## Stored entries
☆ ☆ ☆ ☆

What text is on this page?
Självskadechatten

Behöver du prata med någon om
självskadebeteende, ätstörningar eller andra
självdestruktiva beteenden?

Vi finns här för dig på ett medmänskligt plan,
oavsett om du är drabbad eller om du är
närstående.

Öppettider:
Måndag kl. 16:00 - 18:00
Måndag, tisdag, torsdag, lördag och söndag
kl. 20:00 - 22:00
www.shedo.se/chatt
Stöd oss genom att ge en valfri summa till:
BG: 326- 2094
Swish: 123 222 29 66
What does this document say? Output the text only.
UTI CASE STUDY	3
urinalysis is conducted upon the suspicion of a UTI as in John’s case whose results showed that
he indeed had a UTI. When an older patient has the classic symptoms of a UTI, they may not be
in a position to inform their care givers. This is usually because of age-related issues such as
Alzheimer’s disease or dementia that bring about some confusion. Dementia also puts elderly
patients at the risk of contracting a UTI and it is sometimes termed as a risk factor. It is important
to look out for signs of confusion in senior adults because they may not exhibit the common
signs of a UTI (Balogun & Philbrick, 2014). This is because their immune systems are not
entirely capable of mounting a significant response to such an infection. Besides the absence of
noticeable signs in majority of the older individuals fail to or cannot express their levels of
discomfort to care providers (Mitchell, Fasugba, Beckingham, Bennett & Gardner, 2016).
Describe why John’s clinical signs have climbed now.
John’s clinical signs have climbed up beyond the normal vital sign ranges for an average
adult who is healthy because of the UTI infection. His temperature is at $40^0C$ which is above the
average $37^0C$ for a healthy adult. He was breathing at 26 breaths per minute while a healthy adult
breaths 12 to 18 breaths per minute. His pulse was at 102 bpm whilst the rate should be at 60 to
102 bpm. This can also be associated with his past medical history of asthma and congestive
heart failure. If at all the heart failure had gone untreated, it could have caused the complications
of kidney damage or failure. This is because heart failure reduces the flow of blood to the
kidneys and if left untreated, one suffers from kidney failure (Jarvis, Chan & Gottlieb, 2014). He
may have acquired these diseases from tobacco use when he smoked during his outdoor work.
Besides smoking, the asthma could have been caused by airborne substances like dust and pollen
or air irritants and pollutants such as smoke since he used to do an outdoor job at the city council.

☆ ☆ ☆ ☆

## Your assignment
Set the data down again in full. Keep it exact.

## Answer area
What text is on this page?
Självskadechatten

Behöver du prata med någon om
självskadebeteende, ätstörningar eller andra
självdestruktiva beteenden?

Vi finns här för dig på ett medmänskligt plan,
oavsett om du är drabbad eller om du är
närstående.

Öppettider:
Måndag kl. 16:00 - 18:00
Måndag, tisdag, torsdag, lördag och söndag
kl. 20:00 - 22:00
www.shedo.se/chatt
Stöd oss genom att ge en valfri summa till:
BG: 326- 2094
Swish: 123 222 29 66
What does this document say? Output the text only.
UTI CASE STUDY	3
urinalysis is conducted upon the suspicion of a UTI as in John’s case whose results showed that
he indeed had a UTI. When an older patient has the classic symptoms of a UTI, they may not be
in a position to inform their care givers. This is usually because of age-related issues such as
Alzheimer’s disease or dementia that bring about some confusion. Dementia also puts elderly
patients at the risk of contracting a UTI and it is sometimes termed as a risk factor. It is important
to look out for signs of confusion in senior adults because they may not exhibit the common
signs of a UTI (Balogun & Philbrick, 2014). This is because their immune systems are not
entirely capable of mounting a significant response to such an infection. Besides the absence of
noticeable signs in majority of the older individuals fail to or cannot express their levels of
discomfort to care providers (Mitchell, Fasugba, Beckingham, Bennett & Gardner, 2016).
Describe why John’s clinical signs have climbed now.
John’s clinical signs have climbed up beyond the normal vital sign ranges for an average
adult who is healthy because of the UTI infection. His temperature is at $40^0C$ which is above the
average $37^0C$ for a healthy adult. He was breathing at 26 breaths per minute while a healthy adult
breaths 12 to 18 breaths per minute. His pulse was at 102 bpm whilst the rate should be at 60 to
102 bpm. This can also be associated with his past medical history of asthma and congestive
heart failure. If at all the heart failure had gone untreated, it could have caused the complications
of kidney damage or failure. This is because heart failure reduces the flow of blood to the
kidneys and if left untreated, one suffers from kidney failure (Jarvis, Chan & Gottlieb, 2014). He
may have acquired these diseases from tobacco use when he smoked during his outdoor work.
Besides smoking, the asthma could have been caused by airborne substances like dust and pollen
or air irritants and pollutants such as smoke since he used to do an outdoor job at the city council.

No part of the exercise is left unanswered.